* begin *
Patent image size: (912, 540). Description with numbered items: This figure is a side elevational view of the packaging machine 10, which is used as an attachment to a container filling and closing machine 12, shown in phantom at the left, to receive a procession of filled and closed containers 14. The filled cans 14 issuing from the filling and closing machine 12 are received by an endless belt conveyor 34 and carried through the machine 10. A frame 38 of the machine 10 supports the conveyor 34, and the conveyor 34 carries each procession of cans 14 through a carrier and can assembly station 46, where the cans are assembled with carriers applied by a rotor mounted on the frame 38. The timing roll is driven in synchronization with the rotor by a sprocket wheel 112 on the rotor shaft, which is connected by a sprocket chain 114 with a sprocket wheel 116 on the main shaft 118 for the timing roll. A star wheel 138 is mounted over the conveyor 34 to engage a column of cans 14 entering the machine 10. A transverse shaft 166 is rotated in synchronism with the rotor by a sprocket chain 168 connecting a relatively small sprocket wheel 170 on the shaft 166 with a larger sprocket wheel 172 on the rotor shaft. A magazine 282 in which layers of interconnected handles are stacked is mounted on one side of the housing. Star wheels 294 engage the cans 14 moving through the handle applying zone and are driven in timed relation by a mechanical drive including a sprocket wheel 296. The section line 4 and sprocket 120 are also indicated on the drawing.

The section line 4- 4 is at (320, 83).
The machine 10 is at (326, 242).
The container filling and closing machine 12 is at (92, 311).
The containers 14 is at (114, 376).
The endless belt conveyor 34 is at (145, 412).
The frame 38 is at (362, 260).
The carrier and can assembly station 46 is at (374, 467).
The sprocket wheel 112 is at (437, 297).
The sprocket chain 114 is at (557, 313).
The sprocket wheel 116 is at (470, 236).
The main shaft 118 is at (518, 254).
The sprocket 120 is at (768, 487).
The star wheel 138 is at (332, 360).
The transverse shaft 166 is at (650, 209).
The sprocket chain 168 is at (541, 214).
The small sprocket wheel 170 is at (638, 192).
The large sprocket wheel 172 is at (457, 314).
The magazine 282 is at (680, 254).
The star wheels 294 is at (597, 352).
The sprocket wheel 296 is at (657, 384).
* end *
§ **WHAT YOU NEED TO DO**: Copy out every line above word for word, without changing any of them.

§ **SOLUTION TO THIS EXERCISE**:
Patent image size: (912, 540). Description with numbered items: This figure is a side elevational view of the packaging machine 10, which is used as an attachment to a container filling and closing machine 12, shown in phantom at the left, to receive a procession of filled and closed containers 14. The filled cans 14 issuing from the filling and closing machine 12 are received by an endless belt conveyor 34 and carried through the machine 10. A frame 38 of the machine 10 supports the conveyor 34, and the conveyor 34 carries each procession of cans 14 through a carrier and can assembly station 46, where the cans are assembled with carriers applied by a rotor mounted on the frame 38. The timing roll is driven in synchronization with the rotor by a sprocket wheel 112 on the rotor shaft, which is connected by a sprocket chain 114 with a sprocket wheel 116 on the main shaft 118 for the timing roll. A star wheel 138 is mounted over the conveyor 34 to engage a column of cans 14 entering the machine 10. A transverse shaft 166 is rotated in synchronism with the rotor by a sprocket chain 168 connecting a relatively small sprocket wheel 170 on the shaft 166 with a larger sprocket wheel 172 on the rotor shaft. A magazine 282 in which layers of interconnected handles are stacked is mounted on one side of the housing. Star wheels 294 engage the cans 14 moving through the handle applying zone and are driven in timed relation by a mechanical drive including a sprocket wheel 296. The section line 4 and sprocket 120 are also indicated on the drawing.

The section line 4- 4 is at (320, 83).
The machine 10 is at (326, 242).
The container filling and closing machine 12 is at (92, 311).
The containers 14 is at (114, 376).
The endless belt conveyor 34 is at (145, 412).
The frame 38 is at (362, 260).
The carrier and can assembly station 46 is at (374, 467).
The sprocket wheel 112 is at (437, 297).
The sprocket chain 114 is at (557, 313).
The sprocket wheel 116 is at (470, 236).
The main shaft 118 is at (518, 254).
The sprocket 120 is at (768, 487).
The star wheel 138 is at (332, 360).
The transverse shaft 166 is at (650, 209).
The sprocket chain 168 is at (541, 214).
The small sprocket wheel 170 is at (638, 192).
The large sprocket wheel 172 is at (457, 314).
The magazine 282 is at (680, 254).
The star wheels 294 is at (597, 352).
The sprocket wheel 296 is at (657, 384).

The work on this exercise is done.